--- start of Exercise input ---

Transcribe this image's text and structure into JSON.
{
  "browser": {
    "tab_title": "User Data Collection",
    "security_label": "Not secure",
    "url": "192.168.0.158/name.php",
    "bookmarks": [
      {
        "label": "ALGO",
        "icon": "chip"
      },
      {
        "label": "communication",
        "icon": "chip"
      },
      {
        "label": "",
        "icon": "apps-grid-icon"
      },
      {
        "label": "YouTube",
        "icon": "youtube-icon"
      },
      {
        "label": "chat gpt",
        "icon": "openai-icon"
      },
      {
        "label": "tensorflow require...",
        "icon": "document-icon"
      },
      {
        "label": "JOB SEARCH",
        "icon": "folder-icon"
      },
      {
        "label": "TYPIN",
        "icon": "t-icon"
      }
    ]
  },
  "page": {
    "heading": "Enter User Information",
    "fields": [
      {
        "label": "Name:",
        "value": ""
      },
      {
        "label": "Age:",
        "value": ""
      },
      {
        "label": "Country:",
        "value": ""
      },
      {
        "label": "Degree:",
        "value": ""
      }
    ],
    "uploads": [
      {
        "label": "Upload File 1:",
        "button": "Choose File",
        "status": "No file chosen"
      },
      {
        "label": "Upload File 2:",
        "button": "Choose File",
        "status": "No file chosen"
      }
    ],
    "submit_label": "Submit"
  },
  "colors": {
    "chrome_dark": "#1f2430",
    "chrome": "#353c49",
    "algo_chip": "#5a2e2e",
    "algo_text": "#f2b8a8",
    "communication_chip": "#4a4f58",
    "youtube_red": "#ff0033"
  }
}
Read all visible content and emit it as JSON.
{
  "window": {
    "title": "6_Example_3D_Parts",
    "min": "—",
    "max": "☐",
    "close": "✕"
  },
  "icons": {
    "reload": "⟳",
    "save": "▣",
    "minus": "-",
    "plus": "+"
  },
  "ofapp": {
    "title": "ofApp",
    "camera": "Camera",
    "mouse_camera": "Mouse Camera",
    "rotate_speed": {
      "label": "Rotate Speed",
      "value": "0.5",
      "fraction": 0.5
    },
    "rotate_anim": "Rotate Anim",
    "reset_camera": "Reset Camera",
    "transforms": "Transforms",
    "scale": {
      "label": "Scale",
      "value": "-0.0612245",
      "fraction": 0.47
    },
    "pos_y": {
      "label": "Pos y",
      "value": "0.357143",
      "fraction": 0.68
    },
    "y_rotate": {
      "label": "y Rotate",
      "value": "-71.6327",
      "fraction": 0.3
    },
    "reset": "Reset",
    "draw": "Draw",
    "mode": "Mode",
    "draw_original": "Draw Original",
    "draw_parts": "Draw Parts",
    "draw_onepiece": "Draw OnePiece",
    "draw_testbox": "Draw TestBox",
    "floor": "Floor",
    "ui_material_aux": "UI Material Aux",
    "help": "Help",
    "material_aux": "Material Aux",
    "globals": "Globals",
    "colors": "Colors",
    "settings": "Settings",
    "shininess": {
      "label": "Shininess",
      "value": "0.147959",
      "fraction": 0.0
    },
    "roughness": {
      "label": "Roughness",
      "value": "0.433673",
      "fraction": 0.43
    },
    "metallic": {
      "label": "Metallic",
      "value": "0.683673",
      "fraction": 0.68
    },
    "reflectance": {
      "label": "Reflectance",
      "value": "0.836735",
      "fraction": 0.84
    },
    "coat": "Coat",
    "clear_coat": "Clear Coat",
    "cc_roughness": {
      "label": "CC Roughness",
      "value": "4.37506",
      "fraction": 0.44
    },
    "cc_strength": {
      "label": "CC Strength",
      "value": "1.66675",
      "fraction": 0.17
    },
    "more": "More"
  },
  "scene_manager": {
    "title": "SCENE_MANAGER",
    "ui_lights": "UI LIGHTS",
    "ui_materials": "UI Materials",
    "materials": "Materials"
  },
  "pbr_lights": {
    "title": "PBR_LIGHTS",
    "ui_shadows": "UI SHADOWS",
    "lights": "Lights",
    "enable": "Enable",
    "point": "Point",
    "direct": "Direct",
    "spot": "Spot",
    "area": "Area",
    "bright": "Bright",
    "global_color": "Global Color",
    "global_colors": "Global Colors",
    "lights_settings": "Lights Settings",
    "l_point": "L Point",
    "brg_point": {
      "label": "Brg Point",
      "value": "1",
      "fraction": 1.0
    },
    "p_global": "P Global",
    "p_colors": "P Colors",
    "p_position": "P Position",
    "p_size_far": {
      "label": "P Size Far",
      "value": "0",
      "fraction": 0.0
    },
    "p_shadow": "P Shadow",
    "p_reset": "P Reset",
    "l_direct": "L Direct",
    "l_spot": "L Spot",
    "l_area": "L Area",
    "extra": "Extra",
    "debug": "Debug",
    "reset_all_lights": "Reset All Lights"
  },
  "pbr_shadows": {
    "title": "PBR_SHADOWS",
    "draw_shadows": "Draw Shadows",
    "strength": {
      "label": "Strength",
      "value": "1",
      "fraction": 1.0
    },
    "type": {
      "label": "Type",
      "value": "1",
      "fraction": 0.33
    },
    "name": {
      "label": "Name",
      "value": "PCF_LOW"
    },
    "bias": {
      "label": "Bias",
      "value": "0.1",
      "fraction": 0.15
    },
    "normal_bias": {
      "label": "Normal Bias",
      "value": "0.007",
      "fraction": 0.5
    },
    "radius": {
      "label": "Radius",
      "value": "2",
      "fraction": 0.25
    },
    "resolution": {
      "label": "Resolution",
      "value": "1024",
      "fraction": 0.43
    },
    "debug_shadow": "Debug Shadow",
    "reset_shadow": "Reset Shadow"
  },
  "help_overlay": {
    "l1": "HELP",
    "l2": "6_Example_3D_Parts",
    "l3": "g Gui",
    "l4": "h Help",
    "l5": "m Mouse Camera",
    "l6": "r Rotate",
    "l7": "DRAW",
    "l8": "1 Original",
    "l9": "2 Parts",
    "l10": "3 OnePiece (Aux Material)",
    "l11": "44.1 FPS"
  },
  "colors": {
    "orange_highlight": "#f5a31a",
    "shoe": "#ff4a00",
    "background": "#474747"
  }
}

--- end of Exercise input ---

Short task:
Each line above is to be repeated exactly.

Result of this task:
Transcribe this image's text and structure into JSON.
{
  "browser": {
    "tab_title": "User Data Collection",
    "security_label": "Not secure",
    "url": "192.168.0.158/name.php",
    "bookmarks": [
      {
        "label": "ALGO",
        "icon": "chip"
      },
      {
        "label": "communication",
        "icon": "chip"
      },
      {
        "label": "",
        "icon": "apps-grid-icon"
      },
      {
        "label": "YouTube",
        "icon": "youtube-icon"
      },
      {
        "label": "chat gpt",
        "icon": "openai-icon"
      },
      {
        "label": "tensorflow require...",
        "icon": "document-icon"
      },
      {
        "label": "JOB SEARCH",
        "icon": "folder-icon"
      },
      {
        "label": "TYPIN",
        "icon": "t-icon"
      }
    ]
  },
  "page": {
    "heading": "Enter User Information",
    "fields": [
      {
        "label": "Name:",
        "value": ""
      },
      {
        "label": "Age:",
        "value": ""
      },
      {
        "label": "Country:",
        "value": ""
      },
      {
        "label": "Degree:",
        "value": ""
      }
    ],
    "uploads": [
      {
        "label": "Upload File 1:",
        "button": "Choose File",
        "status": "No file chosen"
      },
      {
        "label": "Upload File 2:",
        "button": "Choose File",
        "status": "No file chosen"
      }
    ],
    "submit_label": "Submit"
  },
  "colors": {
    "chrome_dark": "#1f2430",
    "chrome": "#353c49",
    "algo_chip": "#5a2e2e",
    "algo_text": "#f2b8a8",
    "communication_chip": "#4a4f58",
    "youtube_red": "#ff0033"
  }
}
Read all visible content and emit it as JSON.
{
  "window": {
    "title": "6_Example_3D_Parts",
    "min": "—",
    "max": "☐",
    "close": "✕"
  },
  "icons": {
    "reload": "⟳",
    "save": "▣",
    "minus": "-",
    "plus": "+"
  },
  "ofapp": {
    "title": "ofApp",
    "camera": "Camera",
    "mouse_camera": "Mouse Camera",
    "rotate_speed": {
      "label": "Rotate Speed",
      "value": "0.5",
      "fraction": 0.5
    },
    "rotate_anim": "Rotate Anim",
    "reset_camera": "Reset Camera",
    "transforms": "Transforms",
    "scale": {
      "label": "Scale",
      "value": "-0.0612245",
      "fraction": 0.47
    },
    "pos_y": {
      "label": "Pos y",
      "value": "0.357143",
      "fraction": 0.68
    },
    "y_rotate": {
      "label": "y Rotate",
      "value": "-71.6327",
      "fraction": 0.3
    },
    "reset": "Reset",
    "draw": "Draw",
    "mode": "Mode",
    "draw_original": "Draw Original",
    "draw_parts": "Draw Parts",
    "draw_onepiece": "Draw OnePiece",
    "draw_testbox": "Draw TestBox",
    "floor": "Floor",
    "ui_material_aux": "UI Material Aux",
    "help": "Help",
    "material_aux": "Material Aux",
    "globals": "Globals",
    "colors": "Colors",
    "settings": "Settings",
    "shininess": {
      "label": "Shininess",
      "value": "0.147959",
      "fraction": 0.0
    },
    "roughness": {
      "label": "Roughness",
      "value": "0.433673",
      "fraction": 0.43
    },
    "metallic": {
      "label": "Metallic",
      "value": "0.683673",
      "fraction": 0.68
    },
    "reflectance": {
      "label": "Reflectance",
      "value": "0.836735",
      "fraction": 0.84
    },
    "coat": "Coat",
    "clear_coat": "Clear Coat",
    "cc_roughness": {
      "label": "CC Roughness",
      "value": "4.37506",
      "fraction": 0.44
    },
    "cc_strength": {
      "label": "CC Strength",
      "value": "1.66675",
      "fraction": 0.17
    },
    "more": "More"
  },
  "scene_manager": {
    "title": "SCENE_MANAGER",
    "ui_lights": "UI LIGHTS",
    "ui_materials": "UI Materials",
    "materials": "Materials"
  },
  "pbr_lights": {
    "title": "PBR_LIGHTS",
    "ui_shadows": "UI SHADOWS",
    "lights": "Lights",
    "enable": "Enable",
    "point": "Point",
    "direct": "Direct",
    "spot": "Spot",
    "area": "Area",
    "bright": "Bright",
    "global_color": "Global Color",
    "global_colors": "Global Colors",
    "lights_settings": "Lights Settings",
    "l_point": "L Point",
    "brg_point": {
      "label": "Brg Point",
      "value": "1",
      "fraction": 1.0
    },
    "p_global": "P Global",
    "p_colors": "P Colors",
    "p_position": "P Position",
    "p_size_far": {
      "label": "P Size Far",
      "value": "0",
      "fraction": 0.0
    },
    "p_shadow": "P Shadow",
    "p_reset": "P Reset",
    "l_direct": "L Direct",
    "l_spot": "L Spot",
    "l_area": "L Area",
    "extra": "Extra",
    "debug": "Debug",
    "reset_all_lights": "Reset All Lights"
  },
  "pbr_shadows": {
    "title": "PBR_SHADOWS",
    "draw_shadows": "Draw Shadows",
    "strength": {
      "label": "Strength",
      "value": "1",
      "fraction": 1.0
    },
    "type": {
      "label": "Type",
      "value": "1",
      "fraction": 0.33
    },
    "name": {
      "label": "Name",
      "value": "PCF_LOW"
    },
    "bias": {
      "label": "Bias",
      "value": "0.1",
      "fraction": 0.15
    },
    "normal_bias": {
      "label": "Normal Bias",
      "value": "0.007",
      "fraction": 0.5
    },
    "radius": {
      "label": "Radius",
      "value": "2",
      "fraction": 0.25
    },
    "resolution": {
      "label": "Resolution",
      "value": "1024",
      "fraction": 0.43
    },
    "debug_shadow": "Debug Shadow",
    "reset_shadow": "Reset Shadow"
  },
  "help_overlay": {
    "l1": "HELP",
    "l2": "6_Example_3D_Parts",
    "l3": "g Gui",
    "l4": "h Help",
    "l5": "m Mouse Camera",
    "l6": "r Rotate",
    "l7": "DRAW",
    "l8": "1 Original",
    "l9": "2 Parts",
    "l10": "3 OnePiece (Aux Material)",
    "l11": "44.1 FPS"
  },
  "colors": {
    "orange_highlight": "#f5a31a",
    "shoe": "#ff4a00",
    "background": "#474747"
  }
}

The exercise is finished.